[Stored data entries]
┌──
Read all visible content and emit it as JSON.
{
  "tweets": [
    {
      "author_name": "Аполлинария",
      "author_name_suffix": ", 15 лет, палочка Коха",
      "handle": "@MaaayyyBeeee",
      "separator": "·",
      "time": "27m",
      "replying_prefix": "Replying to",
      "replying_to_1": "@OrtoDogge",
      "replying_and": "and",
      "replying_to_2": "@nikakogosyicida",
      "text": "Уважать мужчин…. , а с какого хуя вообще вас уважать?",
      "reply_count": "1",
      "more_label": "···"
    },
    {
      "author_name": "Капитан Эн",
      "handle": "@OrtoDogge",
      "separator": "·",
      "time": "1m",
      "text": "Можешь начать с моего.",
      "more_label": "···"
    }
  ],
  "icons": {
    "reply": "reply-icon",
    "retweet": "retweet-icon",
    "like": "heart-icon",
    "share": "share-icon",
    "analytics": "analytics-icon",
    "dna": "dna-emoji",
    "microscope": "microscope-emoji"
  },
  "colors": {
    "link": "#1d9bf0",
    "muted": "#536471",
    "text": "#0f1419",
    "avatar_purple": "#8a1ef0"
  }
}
└──
Return the listing above in its exact form.

▶ [Solution for this problem]:
Read all visible content and emit it as JSON.
{
  "tweets": [
    {
      "author_name": "Аполлинария",
      "author_name_suffix": ", 15 лет, палочка Коха",
      "handle": "@MaaayyyBeeee",
      "separator": "·",
      "time": "27m",
      "replying_prefix": "Replying to",
      "replying_to_1": "@OrtoDogge",
      "replying_and": "and",
      "replying_to_2": "@nikakogosyicida",
      "text": "Уважать мужчин…. , а с какого хуя вообще вас уважать?",
      "reply_count": "1",
      "more_label": "···"
    },
    {
      "author_name": "Капитан Эн",
      "handle": "@OrtoDogge",
      "separator": "·",
      "time": "1m",
      "text": "Можешь начать с моего.",
      "more_label": "···"
    }
  ],
  "icons": {
    "reply": "reply-icon",
    "retweet": "retweet-icon",
    "like": "heart-icon",
    "share": "share-icon",
    "analytics": "analytics-icon",
    "dna": "dna-emoji",
    "microscope": "microscope-emoji"
  },
  "colors": {
    "link": "#1d9bf0",
    "muted": "#536471",
    "text": "#0f1419",
    "avatar_purple": "#8a1ef0"
  }
}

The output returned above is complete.